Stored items
* Start *

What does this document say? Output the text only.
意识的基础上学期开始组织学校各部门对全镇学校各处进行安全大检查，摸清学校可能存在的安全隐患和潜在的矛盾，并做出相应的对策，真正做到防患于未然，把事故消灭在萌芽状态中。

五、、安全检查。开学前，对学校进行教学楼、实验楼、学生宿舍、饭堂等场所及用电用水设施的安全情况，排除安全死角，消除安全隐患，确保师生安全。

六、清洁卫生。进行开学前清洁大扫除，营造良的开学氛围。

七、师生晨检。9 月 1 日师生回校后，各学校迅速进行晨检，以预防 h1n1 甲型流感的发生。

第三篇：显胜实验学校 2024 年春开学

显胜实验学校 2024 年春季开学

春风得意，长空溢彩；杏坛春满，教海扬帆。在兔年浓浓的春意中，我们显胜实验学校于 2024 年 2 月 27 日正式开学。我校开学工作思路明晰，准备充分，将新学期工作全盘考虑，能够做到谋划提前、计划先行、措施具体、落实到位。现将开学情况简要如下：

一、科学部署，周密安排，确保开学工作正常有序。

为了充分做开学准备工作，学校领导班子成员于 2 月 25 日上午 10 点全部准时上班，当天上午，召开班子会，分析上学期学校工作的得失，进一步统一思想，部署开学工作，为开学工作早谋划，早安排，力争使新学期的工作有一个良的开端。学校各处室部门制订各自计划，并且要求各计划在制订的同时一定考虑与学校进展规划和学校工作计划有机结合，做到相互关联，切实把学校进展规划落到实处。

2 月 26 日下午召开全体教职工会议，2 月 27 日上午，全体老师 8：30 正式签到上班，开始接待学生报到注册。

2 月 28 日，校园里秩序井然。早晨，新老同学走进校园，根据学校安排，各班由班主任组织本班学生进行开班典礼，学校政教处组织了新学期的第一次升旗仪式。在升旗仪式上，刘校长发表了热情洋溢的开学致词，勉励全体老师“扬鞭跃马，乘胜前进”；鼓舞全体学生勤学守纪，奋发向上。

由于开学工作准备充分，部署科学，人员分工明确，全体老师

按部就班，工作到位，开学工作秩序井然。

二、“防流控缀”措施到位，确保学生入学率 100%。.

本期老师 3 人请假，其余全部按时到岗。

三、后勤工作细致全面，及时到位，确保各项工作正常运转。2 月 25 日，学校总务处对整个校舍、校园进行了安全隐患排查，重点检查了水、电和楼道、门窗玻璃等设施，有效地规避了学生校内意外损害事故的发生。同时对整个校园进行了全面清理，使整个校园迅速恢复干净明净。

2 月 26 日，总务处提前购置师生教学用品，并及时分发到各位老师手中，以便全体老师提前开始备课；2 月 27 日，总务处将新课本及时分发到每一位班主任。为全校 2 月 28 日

* End *

GOAL
Repeat the material above in full, exactly as it stands.

TASK RESULT
What does this document say? Output the text only.
意识的基础上学期开始组织学校各部门对全镇学校各处进行安全大检查，摸清学校可能存在的安全隐患和潜在的矛盾，并做出相应的对策，真正做到防患于未然，把事故消灭在萌芽状态中。

五、、安全检查。开学前，对学校进行教学楼、实验楼、学生宿舍、饭堂等场所及用电用水设施的安全情况，排除安全死角，消除安全隐患，确保师生安全。

六、清洁卫生。进行开学前清洁大扫除，营造良的开学氛围。

七、师生晨检。9 月 1 日师生回校后，各学校迅速进行晨检，以预防 h1n1 甲型流感的发生。

第三篇：显胜实验学校 2024 年春开学

显胜实验学校 2024 年春季开学

春风得意，长空溢彩；杏坛春满，教海扬帆。在兔年浓浓的春意中，我们显胜实验学校于 2024 年 2 月 27 日正式开学。我校开学工作思路明晰，准备充分，将新学期工作全盘考虑，能够做到谋划提前、计划先行、措施具体、落实到位。现将开学情况简要如下：

一、科学部署，周密安排，确保开学工作正常有序。

为了充分做开学准备工作，学校领导班子成员于 2 月 25 日上午 10 点全部准时上班，当天上午，召开班子会，分析上学期学校工作的得失，进一步统一思想，部署开学工作，为开学工作早谋划，早安排，力争使新学期的工作有一个良的开端。学校各处室部门制订各自计划，并且要求各计划在制订的同时一定考虑与学校进展规划和学校工作计划有机结合，做到相互关联，切实把学校进展规划落到实处。

2 月 26 日下午召开全体教职工会议，2 月 27 日上午，全体老师 8：30 正式签到上班，开始接待学生报到注册。

2 月 28 日，校园里秩序井然。早晨，新老同学走进校园，根据学校安排，各班由班主任组织本班学生进行开班典礼，学校政教处组织了新学期的第一次升旗仪式。在升旗仪式上，刘校长发表了热情洋溢的开学致词，勉励全体老师“扬鞭跃马，乘胜前进”；鼓舞全体学生勤学守纪，奋发向上。

由于开学工作准备充分，部署科学，人员分工明确，全体老师

按部就班，工作到位，开学工作秩序井然。

二、“防流控缀”措施到位，确保学生入学率 100%。.

本期老师 3 人请假，其余全部按时到岗。

三、后勤工作细致全面，及时到位，确保各项工作正常运转。2 月 25 日，学校总务处对整个校舍、校园进行了安全隐患排查，重点检查了水、电和楼道、门窗玻璃等设施，有效地规避了学生校内意外损害事故的发生。同时对整个校园进行了全面清理，使整个校园迅速恢复干净明净。

2 月 26 日，总务处提前购置师生教学用品，并及时分发到各位老师手中，以便全体老师提前开始备课；2 月 27 日，总务处将新课本及时分发到每一位班主任。为全校 2 月 28 日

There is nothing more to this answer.